ACTION ITEM >> Each line below is to be copied exactly as it appears.

(Source records)

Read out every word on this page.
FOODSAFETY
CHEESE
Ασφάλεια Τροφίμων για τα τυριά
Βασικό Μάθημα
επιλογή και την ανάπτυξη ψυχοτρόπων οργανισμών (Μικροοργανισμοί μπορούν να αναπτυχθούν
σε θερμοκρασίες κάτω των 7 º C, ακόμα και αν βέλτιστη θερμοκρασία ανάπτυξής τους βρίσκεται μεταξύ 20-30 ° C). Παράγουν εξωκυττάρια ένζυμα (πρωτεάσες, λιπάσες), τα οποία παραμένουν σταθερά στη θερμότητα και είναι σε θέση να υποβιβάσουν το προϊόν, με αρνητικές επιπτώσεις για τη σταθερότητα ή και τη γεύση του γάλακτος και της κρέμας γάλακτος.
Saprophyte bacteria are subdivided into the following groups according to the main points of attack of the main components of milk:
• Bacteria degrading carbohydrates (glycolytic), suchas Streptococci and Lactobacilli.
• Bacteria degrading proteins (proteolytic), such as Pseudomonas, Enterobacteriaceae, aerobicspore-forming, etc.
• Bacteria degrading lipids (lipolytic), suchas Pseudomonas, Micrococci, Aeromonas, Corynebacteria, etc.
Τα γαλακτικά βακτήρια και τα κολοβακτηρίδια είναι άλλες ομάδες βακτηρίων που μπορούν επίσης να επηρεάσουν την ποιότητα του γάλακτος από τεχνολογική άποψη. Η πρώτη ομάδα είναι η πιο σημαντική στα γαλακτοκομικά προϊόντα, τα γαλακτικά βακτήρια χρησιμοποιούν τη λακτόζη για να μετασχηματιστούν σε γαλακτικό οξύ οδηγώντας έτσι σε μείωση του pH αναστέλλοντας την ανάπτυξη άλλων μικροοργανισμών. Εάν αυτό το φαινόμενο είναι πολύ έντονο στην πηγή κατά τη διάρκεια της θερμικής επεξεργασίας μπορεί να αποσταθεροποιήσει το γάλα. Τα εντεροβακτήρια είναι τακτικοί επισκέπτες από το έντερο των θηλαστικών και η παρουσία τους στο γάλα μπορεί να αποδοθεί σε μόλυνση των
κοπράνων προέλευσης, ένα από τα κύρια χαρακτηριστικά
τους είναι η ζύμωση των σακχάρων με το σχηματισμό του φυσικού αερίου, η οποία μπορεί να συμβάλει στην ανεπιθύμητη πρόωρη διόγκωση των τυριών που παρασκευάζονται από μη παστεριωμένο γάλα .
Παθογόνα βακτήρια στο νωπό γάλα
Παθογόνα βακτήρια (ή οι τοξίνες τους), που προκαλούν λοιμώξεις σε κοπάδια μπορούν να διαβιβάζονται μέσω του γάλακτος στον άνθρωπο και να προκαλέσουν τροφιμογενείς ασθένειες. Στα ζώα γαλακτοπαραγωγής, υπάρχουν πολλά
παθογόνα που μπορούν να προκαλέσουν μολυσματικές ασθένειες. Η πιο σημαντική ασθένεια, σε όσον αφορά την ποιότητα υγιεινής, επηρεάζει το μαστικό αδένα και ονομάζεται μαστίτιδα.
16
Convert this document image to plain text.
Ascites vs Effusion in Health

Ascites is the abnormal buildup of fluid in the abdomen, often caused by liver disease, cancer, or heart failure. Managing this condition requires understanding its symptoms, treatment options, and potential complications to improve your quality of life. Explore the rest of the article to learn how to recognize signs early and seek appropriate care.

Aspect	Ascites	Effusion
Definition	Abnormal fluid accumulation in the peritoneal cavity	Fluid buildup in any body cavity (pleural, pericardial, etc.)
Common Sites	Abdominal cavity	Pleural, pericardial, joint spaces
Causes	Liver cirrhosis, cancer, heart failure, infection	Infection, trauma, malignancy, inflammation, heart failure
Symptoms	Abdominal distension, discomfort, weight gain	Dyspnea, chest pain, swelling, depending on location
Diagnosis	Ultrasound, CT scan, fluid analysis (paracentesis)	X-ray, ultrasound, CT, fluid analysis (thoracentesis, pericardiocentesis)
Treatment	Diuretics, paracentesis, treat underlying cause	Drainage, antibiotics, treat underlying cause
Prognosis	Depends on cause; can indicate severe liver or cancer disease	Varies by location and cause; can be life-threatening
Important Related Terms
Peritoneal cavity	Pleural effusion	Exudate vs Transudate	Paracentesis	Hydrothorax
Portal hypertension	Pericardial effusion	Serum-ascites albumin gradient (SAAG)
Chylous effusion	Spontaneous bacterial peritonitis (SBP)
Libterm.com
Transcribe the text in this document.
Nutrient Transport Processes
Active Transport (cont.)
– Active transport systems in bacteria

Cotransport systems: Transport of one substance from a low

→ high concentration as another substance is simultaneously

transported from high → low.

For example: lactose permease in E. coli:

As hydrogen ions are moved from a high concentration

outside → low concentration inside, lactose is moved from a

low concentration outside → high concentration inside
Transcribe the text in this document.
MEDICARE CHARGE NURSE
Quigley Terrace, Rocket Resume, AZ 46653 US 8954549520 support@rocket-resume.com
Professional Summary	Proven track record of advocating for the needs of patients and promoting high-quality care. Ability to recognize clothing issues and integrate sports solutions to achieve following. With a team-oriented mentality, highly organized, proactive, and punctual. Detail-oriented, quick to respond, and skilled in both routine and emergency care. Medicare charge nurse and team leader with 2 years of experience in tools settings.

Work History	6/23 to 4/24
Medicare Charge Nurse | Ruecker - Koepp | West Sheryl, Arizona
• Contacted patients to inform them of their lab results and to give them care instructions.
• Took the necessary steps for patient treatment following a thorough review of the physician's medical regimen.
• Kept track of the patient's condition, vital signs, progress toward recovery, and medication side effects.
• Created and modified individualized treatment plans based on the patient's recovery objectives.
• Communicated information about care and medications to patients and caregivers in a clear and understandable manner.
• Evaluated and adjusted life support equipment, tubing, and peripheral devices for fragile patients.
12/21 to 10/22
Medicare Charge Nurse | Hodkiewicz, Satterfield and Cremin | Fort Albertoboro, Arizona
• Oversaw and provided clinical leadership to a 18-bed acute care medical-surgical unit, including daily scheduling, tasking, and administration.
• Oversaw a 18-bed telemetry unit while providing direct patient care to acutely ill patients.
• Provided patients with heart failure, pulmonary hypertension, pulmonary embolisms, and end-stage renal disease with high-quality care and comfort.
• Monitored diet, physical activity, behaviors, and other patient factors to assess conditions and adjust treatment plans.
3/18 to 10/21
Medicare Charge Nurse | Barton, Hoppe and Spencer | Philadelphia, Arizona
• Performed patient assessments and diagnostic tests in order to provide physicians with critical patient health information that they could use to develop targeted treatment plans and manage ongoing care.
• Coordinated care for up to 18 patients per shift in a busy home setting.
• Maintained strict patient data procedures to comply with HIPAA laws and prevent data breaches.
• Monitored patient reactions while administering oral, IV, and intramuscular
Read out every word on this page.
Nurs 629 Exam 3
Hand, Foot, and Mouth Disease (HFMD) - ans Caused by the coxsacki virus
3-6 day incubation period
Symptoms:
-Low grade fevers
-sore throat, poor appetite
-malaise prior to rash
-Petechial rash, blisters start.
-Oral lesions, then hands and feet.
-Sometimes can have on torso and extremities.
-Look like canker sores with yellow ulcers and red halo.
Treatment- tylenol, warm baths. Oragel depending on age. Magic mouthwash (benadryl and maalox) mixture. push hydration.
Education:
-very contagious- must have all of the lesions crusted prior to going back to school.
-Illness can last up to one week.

WRITTEN SOLUTION >>
Read out every word on this page.
FOODSAFETY
CHEESE
Ασφάλεια Τροφίμων για τα τυριά
Βασικό Μάθημα
επιλογή και την ανάπτυξη ψυχοτρόπων οργανισμών (Μικροοργανισμοί μπορούν να αναπτυχθούν
σε θερμοκρασίες κάτω των 7 º C, ακόμα και αν βέλτιστη θερμοκρασία ανάπτυξής τους βρίσκεται μεταξύ 20-30 ° C). Παράγουν εξωκυττάρια ένζυμα (πρωτεάσες, λιπάσες), τα οποία παραμένουν σταθερά στη θερμότητα και είναι σε θέση να υποβιβάσουν το προϊόν, με αρνητικές επιπτώσεις για τη σταθερότητα ή και τη γεύση του γάλακτος και της κρέμας γάλακτος.
Saprophyte bacteria are subdivided into the following groups according to the main points of attack of the main components of milk:
• Bacteria degrading carbohydrates (glycolytic), suchas Streptococci and Lactobacilli.
• Bacteria degrading proteins (proteolytic), such as Pseudomonas, Enterobacteriaceae, aerobicspore-forming, etc.
• Bacteria degrading lipids (lipolytic), suchas Pseudomonas, Micrococci, Aeromonas, Corynebacteria, etc.
Τα γαλακτικά βακτήρια και τα κολοβακτηρίδια είναι άλλες ομάδες βακτηρίων που μπορούν επίσης να επηρεάσουν την ποιότητα του γάλακτος από τεχνολογική άποψη. Η πρώτη ομάδα είναι η πιο σημαντική στα γαλακτοκομικά προϊόντα, τα γαλακτικά βακτήρια χρησιμοποιούν τη λακτόζη για να μετασχηματιστούν σε γαλακτικό οξύ οδηγώντας έτσι σε μείωση του pH αναστέλλοντας την ανάπτυξη άλλων μικροοργανισμών. Εάν αυτό το φαινόμενο είναι πολύ έντονο στην πηγή κατά τη διάρκεια της θερμικής επεξεργασίας μπορεί να αποσταθεροποιήσει το γάλα. Τα εντεροβακτήρια είναι τακτικοί επισκέπτες από το έντερο των θηλαστικών και η παρουσία τους στο γάλα μπορεί να αποδοθεί σε μόλυνση των
κοπράνων προέλευσης, ένα από τα κύρια χαρακτηριστικά
τους είναι η ζύμωση των σακχάρων με το σχηματισμό του φυσικού αερίου, η οποία μπορεί να συμβάλει στην ανεπιθύμητη πρόωρη διόγκωση των τυριών που παρασκευάζονται από μη παστεριωμένο γάλα .
Παθογόνα βακτήρια στο νωπό γάλα
Παθογόνα βακτήρια (ή οι τοξίνες τους), που προκαλούν λοιμώξεις σε κοπάδια μπορούν να διαβιβάζονται μέσω του γάλακτος στον άνθρωπο και να προκαλέσουν τροφιμογενείς ασθένειες. Στα ζώα γαλακτοπαραγωγής, υπάρχουν πολλά
παθογόνα που μπορούν να προκαλέσουν μολυσματικές ασθένειες. Η πιο σημαντική ασθένεια, σε όσον αφορά την ποιότητα υγιεινής, επηρεάζει το μαστικό αδένα και ονομάζεται μαστίτιδα.
16
Convert this document image to plain text.
Ascites vs Effusion in Health

Ascites is the abnormal buildup of fluid in the abdomen, often caused by liver disease, cancer, or heart failure. Managing this condition requires understanding its symptoms, treatment options, and potential complications to improve your quality of life. Explore the rest of the article to learn how to recognize signs early and seek appropriate care.

Aspect	Ascites	Effusion
Definition	Abnormal fluid accumulation in the peritoneal cavity	Fluid buildup in any body cavity (pleural, pericardial, etc.)
Common Sites	Abdominal cavity	Pleural, pericardial, joint spaces
Causes	Liver cirrhosis, cancer, heart failure, infection	Infection, trauma, malignancy, inflammation, heart failure
Symptoms	Abdominal distension, discomfort, weight gain	Dyspnea, chest pain, swelling, depending on location
Diagnosis	Ultrasound, CT scan, fluid analysis (paracentesis)	X-ray, ultrasound, CT, fluid analysis (thoracentesis, pericardiocentesis)
Treatment	Diuretics, paracentesis, treat underlying cause	Drainage, antibiotics, treat underlying cause
Prognosis	Depends on cause; can indicate severe liver or cancer disease	Varies by location and cause; can be life-threatening
Important Related Terms
Peritoneal cavity	Pleural effusion	Exudate vs Transudate	Paracentesis	Hydrothorax
Portal hypertension	Pericardial effusion	Serum-ascites albumin gradient (SAAG)
Chylous effusion	Spontaneous bacterial peritonitis (SBP)
Libterm.com
Transcribe the text in this document.
Nutrient Transport Processes
Active Transport (cont.)
– Active transport systems in bacteria

Cotransport systems: Transport of one substance from a low

→ high concentration as another substance is simultaneously

transported from high → low.

For example: lactose permease in E. coli:

As hydrogen ions are moved from a high concentration

outside → low concentration inside, lactose is moved from a

low concentration outside → high concentration inside
Transcribe the text in this document.
MEDICARE CHARGE NURSE
Quigley Terrace, Rocket Resume, AZ 46653 US 8954549520 support@rocket-resume.com
Professional Summary	Proven track record of advocating for the needs of patients and promoting high-quality care. Ability to recognize clothing issues and integrate sports solutions to achieve following. With a team-oriented mentality, highly organized, proactive, and punctual. Detail-oriented, quick to respond, and skilled in both routine and emergency care. Medicare charge nurse and team leader with 2 years of experience in tools settings.

Work History	6/23 to 4/24
Medicare Charge Nurse | Ruecker - Koepp | West Sheryl, Arizona
• Contacted patients to inform them of their lab results and to give them care instructions.
• Took the necessary steps for patient treatment following a thorough review of the physician's medical regimen.
• Kept track of the patient's condition, vital signs, progress toward recovery, and medication side effects.
• Created and modified individualized treatment plans based on the patient's recovery objectives.
• Communicated information about care and medications to patients and caregivers in a clear and understandable manner.
• Evaluated and adjusted life support equipment, tubing, and peripheral devices for fragile patients.
12/21 to 10/22
Medicare Charge Nurse | Hodkiewicz, Satterfield and Cremin | Fort Albertoboro, Arizona
• Oversaw and provided clinical leadership to a 18-bed acute care medical-surgical unit, including daily scheduling, tasking, and administration.
• Oversaw a 18-bed telemetry unit while providing direct patient care to acutely ill patients.
• Provided patients with heart failure, pulmonary hypertension, pulmonary embolisms, and end-stage renal disease with high-quality care and comfort.
• Monitored diet, physical activity, behaviors, and other patient factors to assess conditions and adjust treatment plans.
3/18 to 10/21
Medicare Charge Nurse | Barton, Hoppe and Spencer | Philadelphia, Arizona
• Performed patient assessments and diagnostic tests in order to provide physicians with critical patient health information that they could use to develop targeted treatment plans and manage ongoing care.
• Coordinated care for up to 18 patients per shift in a busy home setting.
• Maintained strict patient data procedures to comply with HIPAA laws and prevent data breaches.
• Monitored patient reactions while administering oral, IV, and intramuscular
Read out every word on this page.
Nurs 629 Exam 3
Hand, Foot, and Mouth Disease (HFMD) - ans Caused by the coxsacki virus
3-6 day incubation period
Symptoms:
-Low grade fevers
-sore throat, poor appetite
-malaise prior to rash
-Petechial rash, blisters start.
-Oral lesions, then hands and feet.
-Sometimes can have on torso and extremities.
-Look like canker sores with yellow ulcers and red halo.
Treatment- tylenol, warm baths. Oragel depending on age. Magic mouthwash (benadryl and maalox) mixture. push hydration.
Education:
-very contagious- must have all of the lesions crusted prior to going back to school.
-Illness can last up to one week.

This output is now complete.